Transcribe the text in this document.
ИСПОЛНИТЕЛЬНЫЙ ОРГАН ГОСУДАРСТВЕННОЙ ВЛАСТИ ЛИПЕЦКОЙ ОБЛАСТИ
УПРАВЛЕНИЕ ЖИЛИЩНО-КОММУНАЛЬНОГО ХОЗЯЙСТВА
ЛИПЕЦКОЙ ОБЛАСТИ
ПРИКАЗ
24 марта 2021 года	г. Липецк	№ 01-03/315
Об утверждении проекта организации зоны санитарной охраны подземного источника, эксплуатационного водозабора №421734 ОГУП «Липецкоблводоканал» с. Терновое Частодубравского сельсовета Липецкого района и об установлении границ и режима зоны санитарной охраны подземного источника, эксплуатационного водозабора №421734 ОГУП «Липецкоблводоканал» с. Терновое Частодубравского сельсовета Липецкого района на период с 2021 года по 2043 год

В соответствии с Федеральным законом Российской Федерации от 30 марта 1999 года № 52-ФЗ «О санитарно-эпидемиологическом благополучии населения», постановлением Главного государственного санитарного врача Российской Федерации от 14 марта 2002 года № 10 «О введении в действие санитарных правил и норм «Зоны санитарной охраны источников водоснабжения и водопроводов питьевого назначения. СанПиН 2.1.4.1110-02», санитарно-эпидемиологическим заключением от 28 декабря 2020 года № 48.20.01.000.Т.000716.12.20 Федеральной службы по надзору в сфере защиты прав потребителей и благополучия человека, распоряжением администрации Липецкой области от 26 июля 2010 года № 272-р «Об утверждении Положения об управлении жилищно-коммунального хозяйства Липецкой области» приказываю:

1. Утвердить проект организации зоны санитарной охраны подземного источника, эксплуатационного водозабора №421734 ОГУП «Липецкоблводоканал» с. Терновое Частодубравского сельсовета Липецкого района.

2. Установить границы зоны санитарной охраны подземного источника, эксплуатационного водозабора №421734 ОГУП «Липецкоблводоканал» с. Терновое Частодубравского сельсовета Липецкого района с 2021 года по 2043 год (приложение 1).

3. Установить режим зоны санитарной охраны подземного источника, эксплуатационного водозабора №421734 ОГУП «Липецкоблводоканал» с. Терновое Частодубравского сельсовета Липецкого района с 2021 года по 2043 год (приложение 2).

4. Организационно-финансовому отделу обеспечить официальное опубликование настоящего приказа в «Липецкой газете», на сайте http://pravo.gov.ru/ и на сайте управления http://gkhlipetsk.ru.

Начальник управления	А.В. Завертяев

JOB
Establish how many lines of the material above hold the word "управления". Nothing but the count should be returned.

RESPONSE TO THIS TASK
2